Problem statement —
Exactly reproduce the lines that follow.

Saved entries
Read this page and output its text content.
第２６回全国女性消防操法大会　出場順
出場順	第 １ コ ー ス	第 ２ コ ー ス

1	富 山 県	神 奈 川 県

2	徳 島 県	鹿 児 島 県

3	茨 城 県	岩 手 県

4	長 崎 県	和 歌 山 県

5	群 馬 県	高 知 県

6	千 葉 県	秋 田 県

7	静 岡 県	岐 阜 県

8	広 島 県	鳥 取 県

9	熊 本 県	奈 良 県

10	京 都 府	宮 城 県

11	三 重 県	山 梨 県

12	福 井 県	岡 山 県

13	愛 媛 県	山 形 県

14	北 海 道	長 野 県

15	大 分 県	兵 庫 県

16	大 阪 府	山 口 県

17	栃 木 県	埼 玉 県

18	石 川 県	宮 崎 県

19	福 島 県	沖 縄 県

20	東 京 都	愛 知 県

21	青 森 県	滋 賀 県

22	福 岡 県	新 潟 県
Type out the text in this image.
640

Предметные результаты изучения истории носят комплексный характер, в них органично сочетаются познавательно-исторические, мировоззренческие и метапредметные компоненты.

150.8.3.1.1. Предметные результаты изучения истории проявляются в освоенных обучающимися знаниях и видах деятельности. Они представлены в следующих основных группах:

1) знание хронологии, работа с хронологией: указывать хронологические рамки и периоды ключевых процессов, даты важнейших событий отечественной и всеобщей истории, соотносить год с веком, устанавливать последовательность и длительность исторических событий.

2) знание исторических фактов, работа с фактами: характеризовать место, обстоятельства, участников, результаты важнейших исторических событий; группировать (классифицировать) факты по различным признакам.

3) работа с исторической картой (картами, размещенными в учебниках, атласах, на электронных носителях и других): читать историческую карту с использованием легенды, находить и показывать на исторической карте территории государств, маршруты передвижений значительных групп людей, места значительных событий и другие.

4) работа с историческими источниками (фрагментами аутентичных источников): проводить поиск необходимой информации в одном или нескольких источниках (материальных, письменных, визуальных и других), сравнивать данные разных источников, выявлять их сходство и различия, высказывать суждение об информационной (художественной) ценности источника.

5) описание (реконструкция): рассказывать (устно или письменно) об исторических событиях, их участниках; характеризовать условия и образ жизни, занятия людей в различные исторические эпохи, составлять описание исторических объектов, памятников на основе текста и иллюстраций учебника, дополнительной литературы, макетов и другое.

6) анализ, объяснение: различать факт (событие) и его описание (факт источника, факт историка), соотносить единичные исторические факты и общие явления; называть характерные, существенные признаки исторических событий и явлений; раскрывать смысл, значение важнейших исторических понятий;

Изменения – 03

Task solution —
Read this page and output its text content.
第２６回全国女性消防操法大会　出場順
出場順	第 １ コ ー ス	第 ２ コ ー ス

1	富 山 県	神 奈 川 県

2	徳 島 県	鹿 児 島 県

3	茨 城 県	岩 手 県

4	長 崎 県	和 歌 山 県

5	群 馬 県	高 知 県

6	千 葉 県	秋 田 県

7	静 岡 県	岐 阜 県

8	広 島 県	鳥 取 県

9	熊 本 県	奈 良 県

10	京 都 府	宮 城 県

11	三 重 県	山 梨 県

12	福 井 県	岡 山 県

13	愛 媛 県	山 形 県

14	北 海 道	長 野 県

15	大 分 県	兵 庫 県

16	大 阪 府	山 口 県

17	栃 木 県	埼 玉 県

18	石 川 県	宮 崎 県

19	福 島 県	沖 縄 県

20	東 京 都	愛 知 県

21	青 森 県	滋 賀 県

22	福 岡 県	新 潟 県
Type out the text in this image.
640

Предметные результаты изучения истории носят комплексный характер, в них органично сочетаются познавательно-исторические, мировоззренческие и метапредметные компоненты.

150.8.3.1.1. Предметные результаты изучения истории проявляются в освоенных обучающимися знаниях и видах деятельности. Они представлены в следующих основных группах:

1) знание хронологии, работа с хронологией: указывать хронологические рамки и периоды ключевых процессов, даты важнейших событий отечественной и всеобщей истории, соотносить год с веком, устанавливать последовательность и длительность исторических событий.

2) знание исторических фактов, работа с фактами: характеризовать место, обстоятельства, участников, результаты важнейших исторических событий; группировать (классифицировать) факты по различным признакам.

3) работа с исторической картой (картами, размещенными в учебниках, атласах, на электронных носителях и других): читать историческую карту с использованием легенды, находить и показывать на исторической карте территории государств, маршруты передвижений значительных групп людей, места значительных событий и другие.

4) работа с историческими источниками (фрагментами аутентичных источников): проводить поиск необходимой информации в одном или нескольких источниках (материальных, письменных, визуальных и других), сравнивать данные разных источников, выявлять их сходство и различия, высказывать суждение об информационной (художественной) ценности источника.

5) описание (реконструкция): рассказывать (устно или письменно) об исторических событиях, их участниках; характеризовать условия и образ жизни, занятия людей в различные исторические эпохи, составлять описание исторических объектов, памятников на основе текста и иллюстраций учебника, дополнительной литературы, макетов и другое.

6) анализ, объяснение: различать факт (событие) и его описание (факт источника, факт историка), соотносить единичные исторические факты и общие явления; называть характерные, существенные признаки исторических событий и явлений; раскрывать смысл, значение важнейших исторических понятий;

Изменения – 03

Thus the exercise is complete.